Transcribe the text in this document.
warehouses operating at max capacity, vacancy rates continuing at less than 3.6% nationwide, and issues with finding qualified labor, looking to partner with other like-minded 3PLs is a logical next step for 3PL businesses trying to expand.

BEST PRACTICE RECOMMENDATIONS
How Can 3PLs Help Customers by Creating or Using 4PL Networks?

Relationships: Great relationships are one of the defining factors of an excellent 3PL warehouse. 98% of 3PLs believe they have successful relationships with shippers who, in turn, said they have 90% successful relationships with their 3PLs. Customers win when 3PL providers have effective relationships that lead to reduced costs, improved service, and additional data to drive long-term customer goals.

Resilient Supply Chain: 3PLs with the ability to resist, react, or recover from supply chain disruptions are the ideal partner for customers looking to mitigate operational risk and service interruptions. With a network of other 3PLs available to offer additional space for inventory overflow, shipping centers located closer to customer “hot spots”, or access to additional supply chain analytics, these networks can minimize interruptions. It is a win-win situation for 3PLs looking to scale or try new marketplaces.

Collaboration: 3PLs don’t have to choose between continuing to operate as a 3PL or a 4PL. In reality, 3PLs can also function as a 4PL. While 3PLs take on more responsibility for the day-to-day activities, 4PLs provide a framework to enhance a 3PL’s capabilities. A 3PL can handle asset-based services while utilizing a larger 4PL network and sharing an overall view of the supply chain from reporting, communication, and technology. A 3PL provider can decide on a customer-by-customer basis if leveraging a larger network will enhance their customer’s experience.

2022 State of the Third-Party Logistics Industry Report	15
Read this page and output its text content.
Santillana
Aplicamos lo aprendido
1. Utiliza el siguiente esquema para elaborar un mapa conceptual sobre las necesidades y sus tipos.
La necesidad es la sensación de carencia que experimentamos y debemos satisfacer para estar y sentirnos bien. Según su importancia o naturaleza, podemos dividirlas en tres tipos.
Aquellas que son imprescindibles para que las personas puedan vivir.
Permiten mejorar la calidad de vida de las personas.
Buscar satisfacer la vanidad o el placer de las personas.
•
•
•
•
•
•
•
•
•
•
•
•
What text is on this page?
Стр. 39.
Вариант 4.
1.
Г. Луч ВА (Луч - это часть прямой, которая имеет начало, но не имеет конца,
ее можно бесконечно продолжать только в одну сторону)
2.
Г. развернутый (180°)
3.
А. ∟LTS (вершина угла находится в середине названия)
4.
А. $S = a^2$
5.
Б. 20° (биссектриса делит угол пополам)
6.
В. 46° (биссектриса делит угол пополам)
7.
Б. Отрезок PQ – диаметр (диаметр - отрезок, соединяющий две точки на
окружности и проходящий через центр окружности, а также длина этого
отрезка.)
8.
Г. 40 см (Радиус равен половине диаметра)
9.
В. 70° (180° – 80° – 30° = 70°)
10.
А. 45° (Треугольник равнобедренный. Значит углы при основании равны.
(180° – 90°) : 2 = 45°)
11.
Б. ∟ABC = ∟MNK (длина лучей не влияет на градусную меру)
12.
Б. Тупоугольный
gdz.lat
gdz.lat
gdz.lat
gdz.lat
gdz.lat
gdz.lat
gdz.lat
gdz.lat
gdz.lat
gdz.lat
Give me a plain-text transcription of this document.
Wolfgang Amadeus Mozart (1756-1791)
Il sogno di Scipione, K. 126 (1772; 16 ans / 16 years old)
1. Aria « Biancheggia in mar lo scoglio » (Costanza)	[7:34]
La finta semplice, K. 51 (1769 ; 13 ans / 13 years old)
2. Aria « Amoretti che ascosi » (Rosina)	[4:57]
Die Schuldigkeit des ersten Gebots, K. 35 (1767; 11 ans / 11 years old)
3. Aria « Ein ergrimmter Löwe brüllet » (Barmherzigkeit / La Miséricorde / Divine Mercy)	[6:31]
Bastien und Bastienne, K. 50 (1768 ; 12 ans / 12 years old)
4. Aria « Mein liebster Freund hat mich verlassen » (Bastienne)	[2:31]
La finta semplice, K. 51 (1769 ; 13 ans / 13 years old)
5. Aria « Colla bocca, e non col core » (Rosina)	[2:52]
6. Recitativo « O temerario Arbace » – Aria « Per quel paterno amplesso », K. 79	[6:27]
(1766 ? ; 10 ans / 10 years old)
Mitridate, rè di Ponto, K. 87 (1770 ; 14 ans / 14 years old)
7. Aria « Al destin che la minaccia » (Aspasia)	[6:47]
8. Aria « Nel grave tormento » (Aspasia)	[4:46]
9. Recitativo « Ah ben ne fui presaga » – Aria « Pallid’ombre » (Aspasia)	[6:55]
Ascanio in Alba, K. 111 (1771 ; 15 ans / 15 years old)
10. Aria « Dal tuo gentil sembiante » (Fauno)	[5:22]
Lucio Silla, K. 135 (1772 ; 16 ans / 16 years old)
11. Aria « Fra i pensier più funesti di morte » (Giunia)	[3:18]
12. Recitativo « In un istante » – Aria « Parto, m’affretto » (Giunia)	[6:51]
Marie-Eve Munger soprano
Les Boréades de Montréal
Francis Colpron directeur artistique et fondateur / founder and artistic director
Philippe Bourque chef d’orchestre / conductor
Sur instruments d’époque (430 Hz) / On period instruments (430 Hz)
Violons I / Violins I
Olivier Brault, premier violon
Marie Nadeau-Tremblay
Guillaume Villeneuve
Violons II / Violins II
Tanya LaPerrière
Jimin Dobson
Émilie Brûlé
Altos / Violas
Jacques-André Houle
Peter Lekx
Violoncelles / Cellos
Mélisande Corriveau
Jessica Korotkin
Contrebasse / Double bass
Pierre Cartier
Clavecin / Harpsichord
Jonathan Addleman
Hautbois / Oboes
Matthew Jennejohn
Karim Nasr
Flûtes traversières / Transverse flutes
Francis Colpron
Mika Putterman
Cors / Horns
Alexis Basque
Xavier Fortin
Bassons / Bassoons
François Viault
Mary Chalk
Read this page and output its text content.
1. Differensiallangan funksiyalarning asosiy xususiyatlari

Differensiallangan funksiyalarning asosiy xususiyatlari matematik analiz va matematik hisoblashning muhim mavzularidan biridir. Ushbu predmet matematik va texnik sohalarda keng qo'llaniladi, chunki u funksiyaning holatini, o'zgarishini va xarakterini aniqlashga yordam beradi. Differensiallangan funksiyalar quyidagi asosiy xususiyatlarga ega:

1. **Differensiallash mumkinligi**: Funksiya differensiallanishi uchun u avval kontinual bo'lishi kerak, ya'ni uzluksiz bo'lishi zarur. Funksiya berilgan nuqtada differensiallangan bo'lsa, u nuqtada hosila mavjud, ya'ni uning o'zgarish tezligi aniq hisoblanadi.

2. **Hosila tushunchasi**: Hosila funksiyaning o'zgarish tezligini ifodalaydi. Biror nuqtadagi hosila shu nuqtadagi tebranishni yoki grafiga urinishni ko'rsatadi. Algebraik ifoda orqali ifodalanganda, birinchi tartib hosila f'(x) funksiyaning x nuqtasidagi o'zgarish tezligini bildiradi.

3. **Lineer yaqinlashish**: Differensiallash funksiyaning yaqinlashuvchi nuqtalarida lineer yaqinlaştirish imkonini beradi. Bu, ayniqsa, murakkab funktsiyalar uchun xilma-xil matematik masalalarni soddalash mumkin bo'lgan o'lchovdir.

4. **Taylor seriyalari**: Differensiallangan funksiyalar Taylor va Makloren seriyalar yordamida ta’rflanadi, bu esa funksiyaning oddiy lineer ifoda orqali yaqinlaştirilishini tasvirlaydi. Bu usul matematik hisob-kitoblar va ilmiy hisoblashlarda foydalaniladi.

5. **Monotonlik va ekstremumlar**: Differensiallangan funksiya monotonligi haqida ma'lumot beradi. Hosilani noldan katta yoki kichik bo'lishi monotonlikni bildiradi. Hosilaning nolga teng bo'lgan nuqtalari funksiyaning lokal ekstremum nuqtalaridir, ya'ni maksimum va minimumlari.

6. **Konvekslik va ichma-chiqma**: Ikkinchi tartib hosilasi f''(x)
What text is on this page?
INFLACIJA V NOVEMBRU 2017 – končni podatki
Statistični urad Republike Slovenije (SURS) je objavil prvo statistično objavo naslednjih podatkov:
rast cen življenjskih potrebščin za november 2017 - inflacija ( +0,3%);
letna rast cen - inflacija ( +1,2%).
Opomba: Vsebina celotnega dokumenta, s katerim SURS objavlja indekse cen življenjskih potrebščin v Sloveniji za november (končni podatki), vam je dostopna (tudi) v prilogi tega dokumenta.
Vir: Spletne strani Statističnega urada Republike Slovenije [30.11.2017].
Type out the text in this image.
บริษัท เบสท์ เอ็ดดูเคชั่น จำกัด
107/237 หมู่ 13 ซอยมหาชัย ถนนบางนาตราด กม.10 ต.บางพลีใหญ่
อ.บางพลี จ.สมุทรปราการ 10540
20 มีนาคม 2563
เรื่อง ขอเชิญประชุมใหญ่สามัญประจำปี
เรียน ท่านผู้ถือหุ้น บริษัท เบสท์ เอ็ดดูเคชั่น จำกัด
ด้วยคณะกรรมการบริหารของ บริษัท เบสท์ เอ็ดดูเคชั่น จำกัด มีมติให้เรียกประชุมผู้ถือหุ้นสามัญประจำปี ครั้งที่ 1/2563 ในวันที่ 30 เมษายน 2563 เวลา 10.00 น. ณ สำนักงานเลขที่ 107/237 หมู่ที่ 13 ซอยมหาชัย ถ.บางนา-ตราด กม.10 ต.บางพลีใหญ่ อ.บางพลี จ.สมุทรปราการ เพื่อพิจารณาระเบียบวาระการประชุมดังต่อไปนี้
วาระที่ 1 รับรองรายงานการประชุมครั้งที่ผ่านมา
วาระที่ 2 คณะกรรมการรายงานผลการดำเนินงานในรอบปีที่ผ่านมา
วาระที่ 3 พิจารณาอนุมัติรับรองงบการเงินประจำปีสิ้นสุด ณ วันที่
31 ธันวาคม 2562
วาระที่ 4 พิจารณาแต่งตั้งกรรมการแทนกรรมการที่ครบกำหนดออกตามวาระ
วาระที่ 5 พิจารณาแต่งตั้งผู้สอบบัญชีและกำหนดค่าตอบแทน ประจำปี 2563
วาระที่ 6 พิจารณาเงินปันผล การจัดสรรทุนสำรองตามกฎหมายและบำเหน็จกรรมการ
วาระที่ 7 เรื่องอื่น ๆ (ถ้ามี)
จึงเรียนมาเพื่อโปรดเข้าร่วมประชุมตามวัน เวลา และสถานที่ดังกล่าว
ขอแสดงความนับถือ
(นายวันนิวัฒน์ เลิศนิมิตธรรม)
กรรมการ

[Exercise]:
Search the material above for "จารณาแต". Pull out each line where it shows up.

[Solution for this problem]:
วาระที่ 4 พิจารณาแต่งตั้งกรรมการแทนกรรมการที่ครบกำหนดออกตามวาระ
วาระที่ 5 พิจารณาแต่งตั้งผู้สอบบัญชีและกำหนดค่าตอบแทน ประจำปี 2563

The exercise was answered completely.